## [REQUIRED WORK]
Please retype the records below exactly, leaving out any pictures.

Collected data
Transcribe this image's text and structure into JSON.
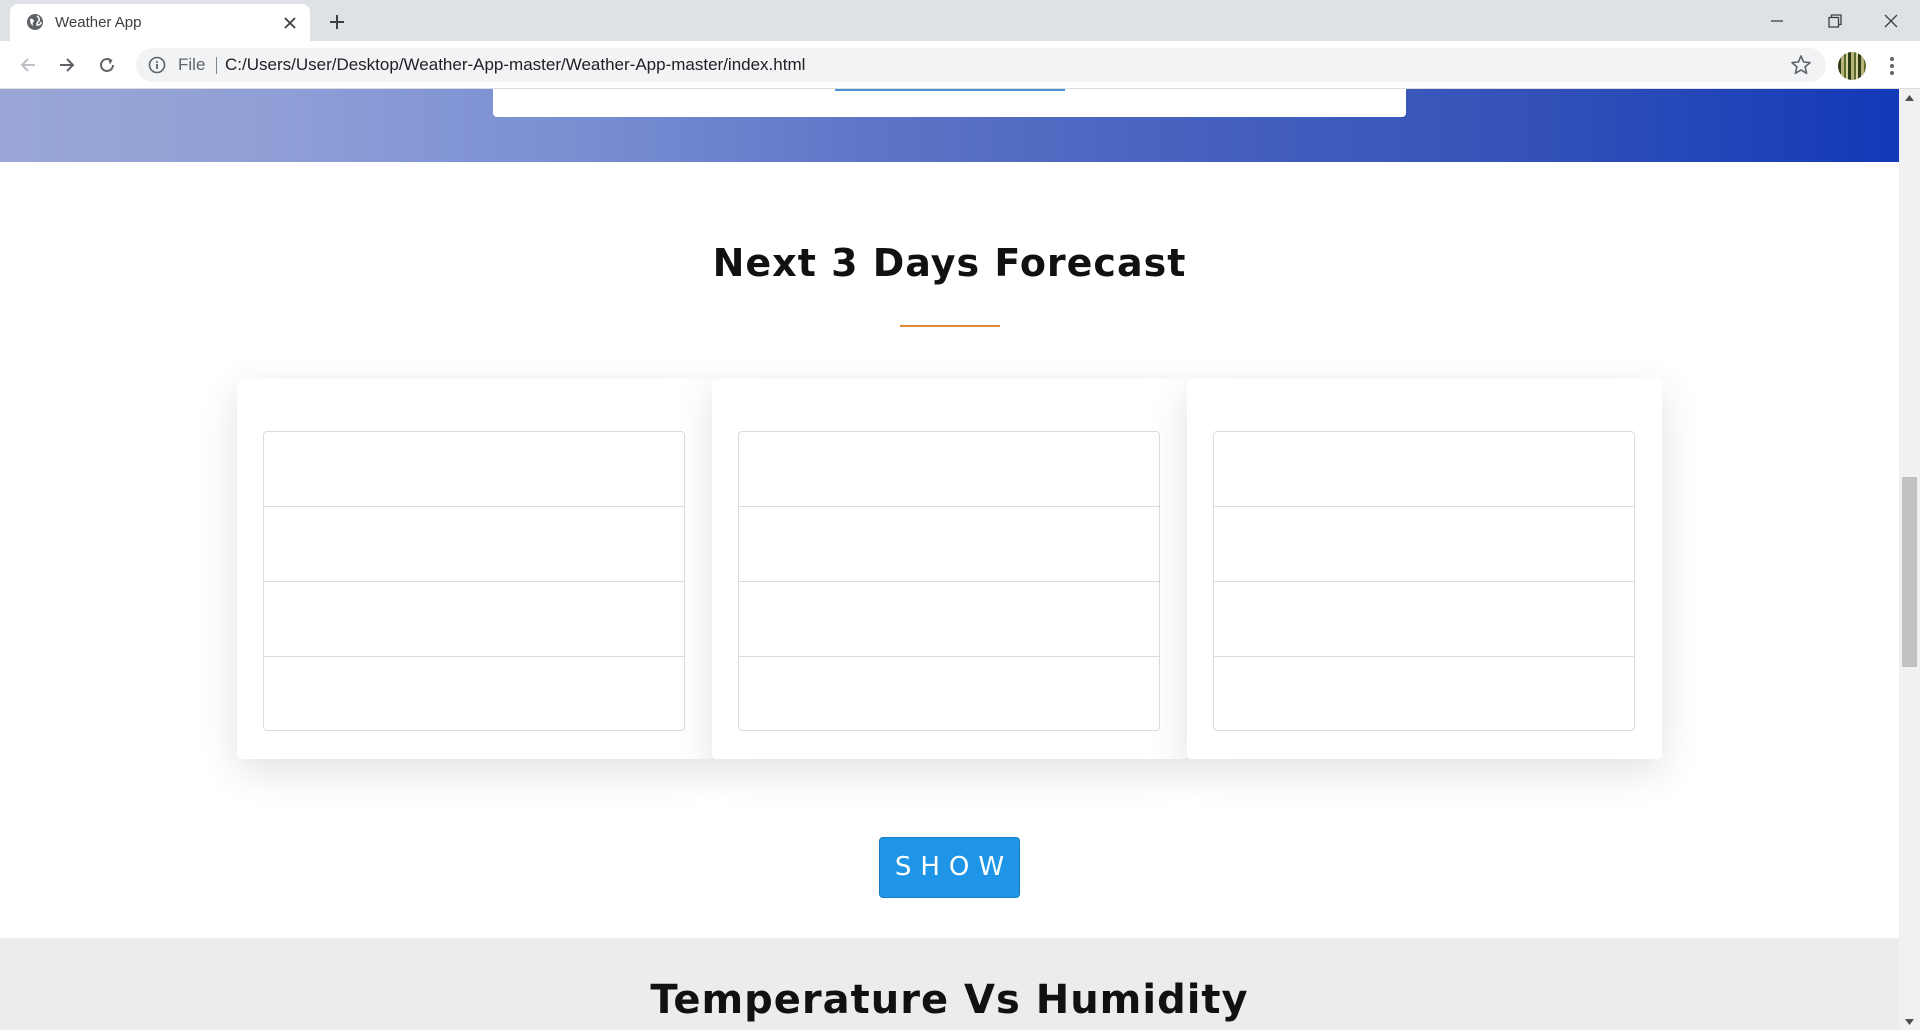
{
  "browser": {
    "tab_title": "Weather App",
    "omnibox_scheme_label": "File",
    "url": "C:/Users/User/Desktop/Weather-App-master/Weather-App-master/index.html"
  },
  "page": {
    "forecast_title": "Next 3 Days Forecast",
    "show_button_label": "SHOW",
    "humidity_title": "Temperature Vs Humidity",
    "forecast_cards": [
      {
        "rows": [
          "",
          "",
          "",
          ""
        ]
      },
      {
        "rows": [
          "",
          "",
          "",
          ""
        ]
      },
      {
        "rows": [
          "",
          "",
          "",
          ""
        ]
      }
    ]
  },
  "colors": {
    "accent_underline": "#e08a3c",
    "show_button": "#1e95e6",
    "hero_gradient_end": "#1239b8"
  }
}
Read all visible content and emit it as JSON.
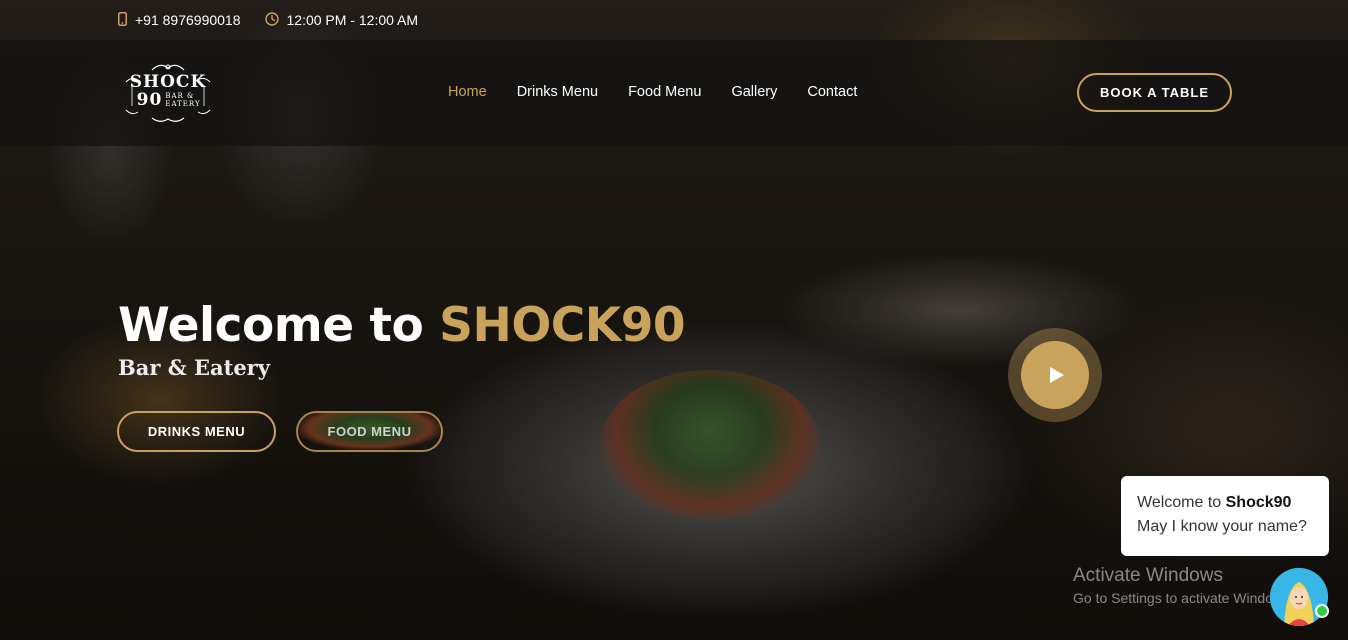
{
  "topbar": {
    "phone": "+91 8976990018",
    "hours": "12:00 PM - 12:00 AM"
  },
  "logo": {
    "main_line1": "SHOCK",
    "main_line2": "90",
    "sub": "BAR & EATERY"
  },
  "nav": {
    "items": [
      {
        "label": "Home",
        "active": true
      },
      {
        "label": "Drinks Menu",
        "active": false
      },
      {
        "label": "Food Menu",
        "active": false
      },
      {
        "label": "Gallery",
        "active": false
      },
      {
        "label": "Contact",
        "active": false
      }
    ],
    "cta": "BOOK A TABLE"
  },
  "hero": {
    "title_prefix": "Welcome to ",
    "title_brand": "SHOCK90",
    "subtitle": "Bar & Eatery",
    "buttons": {
      "drinks": "DRINKS MENU",
      "food": "FOOD MENU"
    }
  },
  "chat": {
    "greeting_prefix": "Welcome to ",
    "greeting_brand": "Shock90",
    "question": "May I know your name?"
  },
  "watermark": {
    "line1": "Activate Windows",
    "line2": "Go to Settings to activate Windows."
  },
  "colors": {
    "accent": "#c9a35c",
    "nav_bg": "#14120f",
    "online": "#2ecc40"
  },
  "icons": {
    "phone": "phone-icon",
    "clock": "clock-icon",
    "play": "play-icon"
  }
}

## [WORKED SOLUTION]
Transcribe this image's text and structure into JSON.
{
  "browser": {
    "tab_title": "Weather App",
    "omnibox_scheme_label": "File",
    "url": "C:/Users/User/Desktop/Weather-App-master/Weather-App-master/index.html"
  },
  "page": {
    "forecast_title": "Next 3 Days Forecast",
    "show_button_label": "SHOW",
    "humidity_title": "Temperature Vs Humidity",
    "forecast_cards": [
      {
        "rows": [
          "",
          "",
          "",
          ""
        ]
      },
      {
        "rows": [
          "",
          "",
          "",
          ""
        ]
      },
      {
        "rows": [
          "",
          "",
          "",
          ""
        ]
      }
    ]
  },
  "colors": {
    "accent_underline": "#e08a3c",
    "show_button": "#1e95e6",
    "hero_gradient_end": "#1239b8"
  }
}
Read all visible content and emit it as JSON.
{
  "topbar": {
    "phone": "+91 8976990018",
    "hours": "12:00 PM - 12:00 AM"
  },
  "logo": {
    "main_line1": "SHOCK",
    "main_line2": "90",
    "sub": "BAR & EATERY"
  },
  "nav": {
    "items": [
      {
        "label": "Home",
        "active": true
      },
      {
        "label": "Drinks Menu",
        "active": false
      },
      {
        "label": "Food Menu",
        "active": false
      },
      {
        "label": "Gallery",
        "active": false
      },
      {
        "label": "Contact",
        "active": false
      }
    ],
    "cta": "BOOK A TABLE"
  },
  "hero": {
    "title_prefix": "Welcome to ",
    "title_brand": "SHOCK90",
    "subtitle": "Bar & Eatery",
    "buttons": {
      "drinks": "DRINKS MENU",
      "food": "FOOD MENU"
    }
  },
  "chat": {
    "greeting_prefix": "Welcome to ",
    "greeting_brand": "Shock90",
    "question": "May I know your name?"
  },
  "watermark": {
    "line1": "Activate Windows",
    "line2": "Go to Settings to activate Windows."
  },
  "colors": {
    "accent": "#c9a35c",
    "nav_bg": "#14120f",
    "online": "#2ecc40"
  },
  "icons": {
    "phone": "phone-icon",
    "clock": "clock-icon",
    "play": "play-icon"
  }
}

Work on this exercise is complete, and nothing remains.